▶ _Entries supplied_:
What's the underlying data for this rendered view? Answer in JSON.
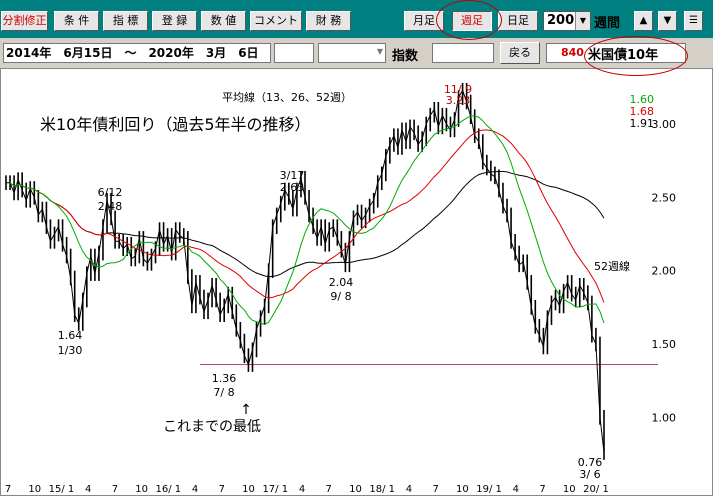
{
  "toolbar": {
    "buttons": [
      {
        "label": "分割修正",
        "red": true
      },
      {
        "label": "条 件"
      },
      {
        "label": "指 標"
      },
      {
        "label": "登 録"
      },
      {
        "label": "数 値"
      },
      {
        "label": "コメント"
      },
      {
        "label": "財 務"
      },
      {
        "label": "月足"
      },
      {
        "label": "週足",
        "red": true,
        "active": true
      },
      {
        "label": "日足"
      }
    ],
    "period_value": "200",
    "period_label": "週間",
    "up_label": "▲",
    "down_label": "▼",
    "menu_label": "☰"
  },
  "infobar": {
    "date_range": "2014年　6月15日　〜　2020年　3月　6日",
    "index_label": "指数",
    "back_label": "戻る",
    "code": "840",
    "name": "米国債10年"
  },
  "colors": {
    "toolbar": "#008080",
    "ma13": "#00aa00",
    "ma26": "#dd0000",
    "ma52": "#000000",
    "floor": "#c04060",
    "price": "#000000"
  },
  "chart_data": {
    "type": "line",
    "title": "米10年債利回り（過去5年半の推移）",
    "subtitle": "平均線（13、26、52週）",
    "y_ticks": [
      "3.00",
      "2.50",
      "2.00",
      "1.50",
      "1.00"
    ],
    "ylim": [
      0.6,
      3.3
    ],
    "x_tick_labels": [
      "7",
      "10",
      "15/ 1",
      "4",
      "7",
      "10",
      "16/ 1",
      "4",
      "7",
      "10",
      "17/ 1",
      "4",
      "7",
      "10",
      "18/ 1",
      "4",
      "7",
      "10",
      "19/ 1",
      "4",
      "7",
      "10",
      "20/ 1"
    ],
    "ma_legend": [
      {
        "value": "1.60",
        "series": "ma13"
      },
      {
        "value": "1.68",
        "series": "ma26"
      },
      {
        "value": "1.91",
        "series": "ma52"
      }
    ],
    "ma52_label": "52週線",
    "floor_value": 1.36,
    "floor_note": "これまでの最低",
    "floor_arrow": "↑",
    "annotations": [
      {
        "date": "6/12",
        "value": "2.48",
        "anchor": "above"
      },
      {
        "date": "1/30",
        "value": "1.64",
        "anchor": "below"
      },
      {
        "date": "7/ 8",
        "value": "1.36",
        "anchor": "below"
      },
      {
        "date": "3/17",
        "value": "2.63",
        "anchor": "above"
      },
      {
        "date": "9/ 8",
        "value": "2.04",
        "anchor": "below"
      },
      {
        "date": "11/ 9",
        "value": "3.23",
        "anchor": "above",
        "red": true
      },
      {
        "date": "3/ 6",
        "value": "0.76",
        "anchor": "below"
      }
    ],
    "price_weekly": [
      2.6,
      2.6,
      2.53,
      2.62,
      2.55,
      2.48,
      2.56,
      2.5,
      2.38,
      2.42,
      2.3,
      2.2,
      2.25,
      2.3,
      2.18,
      2.1,
      1.95,
      1.7,
      1.64,
      1.8,
      1.98,
      2.1,
      1.98,
      2.12,
      2.3,
      2.48,
      2.36,
      2.2,
      2.2,
      2.15,
      2.18,
      2.08,
      2.1,
      2.22,
      2.08,
      2.05,
      2.1,
      2.15,
      2.28,
      2.18,
      2.24,
      2.12,
      2.28,
      2.24,
      2.22,
      1.96,
      1.76,
      1.92,
      1.82,
      1.72,
      1.8,
      1.9,
      1.8,
      1.7,
      1.76,
      1.84,
      1.72,
      1.6,
      1.52,
      1.42,
      1.36,
      1.46,
      1.6,
      1.68,
      1.76,
      2.0,
      2.3,
      2.38,
      2.46,
      2.55,
      2.5,
      2.42,
      2.55,
      2.63,
      2.5,
      2.38,
      2.3,
      2.22,
      2.3,
      2.18,
      2.28,
      2.3,
      2.22,
      2.14,
      2.04,
      2.22,
      2.36,
      2.4,
      2.34,
      2.38,
      2.44,
      2.48,
      2.6,
      2.66,
      2.78,
      2.86,
      2.92,
      2.84,
      2.96,
      2.88,
      2.98,
      2.94,
      2.86,
      2.9,
      3.0,
      3.06,
      3.1,
      2.98,
      3.06,
      3.0,
      2.96,
      3.03,
      3.18,
      3.23,
      3.15,
      3.05,
      2.92,
      2.88,
      2.74,
      2.7,
      2.66,
      2.64,
      2.55,
      2.44,
      2.38,
      2.2,
      2.12,
      2.04,
      2.06,
      1.92,
      1.75,
      1.62,
      1.56,
      1.48,
      1.68,
      1.78,
      1.82,
      1.76,
      1.86,
      1.92,
      1.84,
      1.8,
      1.9,
      1.85,
      1.78,
      1.56,
      1.5,
      1.0,
      0.76
    ]
  }
}
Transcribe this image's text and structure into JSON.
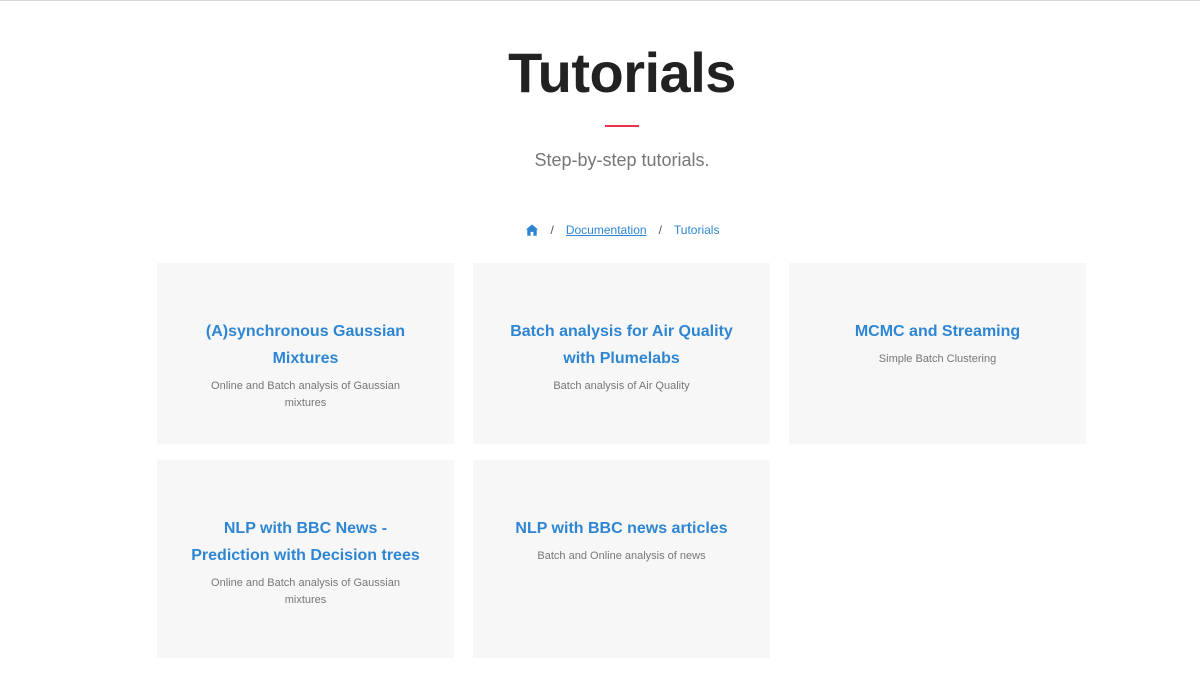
{
  "header": {
    "title": "Tutorials",
    "subtitle": "Step-by-step tutorials.",
    "accent_color": "#e8334a"
  },
  "breadcrumb": {
    "home_icon": "home-icon",
    "items": [
      {
        "label": "Documentation"
      },
      {
        "label": "Tutorials"
      }
    ],
    "separator": "/",
    "link_color": "#2e86d3"
  },
  "cards": [
    {
      "title": "(A)synchronous Gaussian Mixtures",
      "description": "Online and Batch analysis of Gaussian mixtures"
    },
    {
      "title": "Batch analysis for Air Quality with Plumelabs",
      "description": "Batch analysis of Air Quality"
    },
    {
      "title": "MCMC and Streaming",
      "description": "Simple Batch Clustering"
    },
    {
      "title": "NLP with BBC News - Prediction with Decision trees",
      "description": "Online and Batch analysis of Gaussian mixtures"
    },
    {
      "title": "NLP with BBC news articles",
      "description": "Batch and Online analysis of news"
    }
  ]
}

▶ _Exercise goal_: Write out an exact copy of the lines beginning at the line that contains "Transcribe this image's" and ending at the last line of the listing. Exclude pictures.

▶ _Exercise output_:
Transcribe this image's text and structure into JSON.
{
  "header": {
    "title": "Tutorials",
    "subtitle": "Step-by-step tutorials.",
    "accent_color": "#e8334a"
  },
  "breadcrumb": {
    "home_icon": "home-icon",
    "items": [
      {
        "label": "Documentation"
      },
      {
        "label": "Tutorials"
      }
    ],
    "separator": "/",
    "link_color": "#2e86d3"
  },
  "cards": [
    {
      "title": "(A)synchronous Gaussian Mixtures",
      "description": "Online and Batch analysis of Gaussian mixtures"
    },
    {
      "title": "Batch analysis for Air Quality with Plumelabs",
      "description": "Batch analysis of Air Quality"
    },
    {
      "title": "MCMC and Streaming",
      "description": "Simple Batch Clustering"
    },
    {
      "title": "NLP with BBC News - Prediction with Decision trees",
      "description": "Online and Batch analysis of Gaussian mixtures"
    },
    {
      "title": "NLP with BBC news articles",
      "description": "Batch and Online analysis of news"
    }
  ]
}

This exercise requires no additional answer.